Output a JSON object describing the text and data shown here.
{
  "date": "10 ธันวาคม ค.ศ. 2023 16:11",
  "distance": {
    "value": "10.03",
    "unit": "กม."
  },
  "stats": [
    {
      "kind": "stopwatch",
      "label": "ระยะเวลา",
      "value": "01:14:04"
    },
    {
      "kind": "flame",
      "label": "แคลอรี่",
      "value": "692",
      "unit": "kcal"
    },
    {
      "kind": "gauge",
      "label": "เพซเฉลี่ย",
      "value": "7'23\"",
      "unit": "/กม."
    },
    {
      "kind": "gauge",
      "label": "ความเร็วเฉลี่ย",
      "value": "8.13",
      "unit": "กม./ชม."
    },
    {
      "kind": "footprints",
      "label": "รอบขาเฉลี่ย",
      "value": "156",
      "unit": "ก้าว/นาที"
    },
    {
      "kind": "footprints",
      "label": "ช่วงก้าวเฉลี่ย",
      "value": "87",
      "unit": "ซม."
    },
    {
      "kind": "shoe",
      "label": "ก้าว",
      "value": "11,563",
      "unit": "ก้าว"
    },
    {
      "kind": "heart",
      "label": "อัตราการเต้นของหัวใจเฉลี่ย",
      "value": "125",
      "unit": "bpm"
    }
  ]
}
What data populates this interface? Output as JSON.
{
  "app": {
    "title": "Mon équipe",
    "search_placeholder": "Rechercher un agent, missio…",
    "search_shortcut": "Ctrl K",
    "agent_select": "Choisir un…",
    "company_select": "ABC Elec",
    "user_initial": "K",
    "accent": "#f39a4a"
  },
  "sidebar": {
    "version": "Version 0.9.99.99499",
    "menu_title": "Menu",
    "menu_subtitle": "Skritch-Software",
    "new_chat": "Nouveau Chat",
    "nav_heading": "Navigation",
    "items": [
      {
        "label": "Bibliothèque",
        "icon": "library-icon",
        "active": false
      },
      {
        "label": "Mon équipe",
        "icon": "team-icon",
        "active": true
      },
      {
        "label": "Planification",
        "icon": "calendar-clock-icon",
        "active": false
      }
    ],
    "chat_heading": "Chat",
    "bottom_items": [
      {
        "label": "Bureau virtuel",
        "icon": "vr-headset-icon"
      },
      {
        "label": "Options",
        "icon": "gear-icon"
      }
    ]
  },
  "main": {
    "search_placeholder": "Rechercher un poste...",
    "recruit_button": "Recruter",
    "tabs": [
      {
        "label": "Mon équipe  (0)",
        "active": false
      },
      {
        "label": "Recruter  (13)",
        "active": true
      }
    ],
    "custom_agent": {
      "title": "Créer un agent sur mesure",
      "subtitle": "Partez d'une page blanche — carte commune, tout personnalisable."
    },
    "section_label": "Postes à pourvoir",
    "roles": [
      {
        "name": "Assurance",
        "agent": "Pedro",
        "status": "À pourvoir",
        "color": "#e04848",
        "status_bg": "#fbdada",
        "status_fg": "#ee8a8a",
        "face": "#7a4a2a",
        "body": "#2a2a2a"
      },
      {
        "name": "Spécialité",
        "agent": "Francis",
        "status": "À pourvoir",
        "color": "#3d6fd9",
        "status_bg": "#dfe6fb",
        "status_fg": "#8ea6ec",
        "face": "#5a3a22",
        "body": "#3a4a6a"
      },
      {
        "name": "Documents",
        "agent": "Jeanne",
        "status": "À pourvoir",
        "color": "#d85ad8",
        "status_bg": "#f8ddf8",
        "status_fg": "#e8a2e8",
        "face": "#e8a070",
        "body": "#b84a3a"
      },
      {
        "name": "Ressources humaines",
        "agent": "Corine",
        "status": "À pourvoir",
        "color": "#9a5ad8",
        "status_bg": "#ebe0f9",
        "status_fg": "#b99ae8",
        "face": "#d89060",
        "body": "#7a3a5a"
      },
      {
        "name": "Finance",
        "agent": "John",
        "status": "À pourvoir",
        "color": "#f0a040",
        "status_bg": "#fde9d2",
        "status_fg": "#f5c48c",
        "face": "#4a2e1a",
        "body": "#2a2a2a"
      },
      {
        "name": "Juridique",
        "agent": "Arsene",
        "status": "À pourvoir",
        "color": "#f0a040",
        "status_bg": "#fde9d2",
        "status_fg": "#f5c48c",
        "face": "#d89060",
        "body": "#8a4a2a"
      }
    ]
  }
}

- - -

▸ GIVEN PROBLEM
Extract each line holding the word "unit" from the records.

▸ SOLUTION TO THIS PROBLEM
    "unit": "กม."
      "unit": "kcal"
      "unit": "/กม."
      "unit": "กม./ชม."
      "unit": "ก้าว/นาที"
      "unit": "ซม."
      "unit": "ก้าว"
      "unit": "bpm"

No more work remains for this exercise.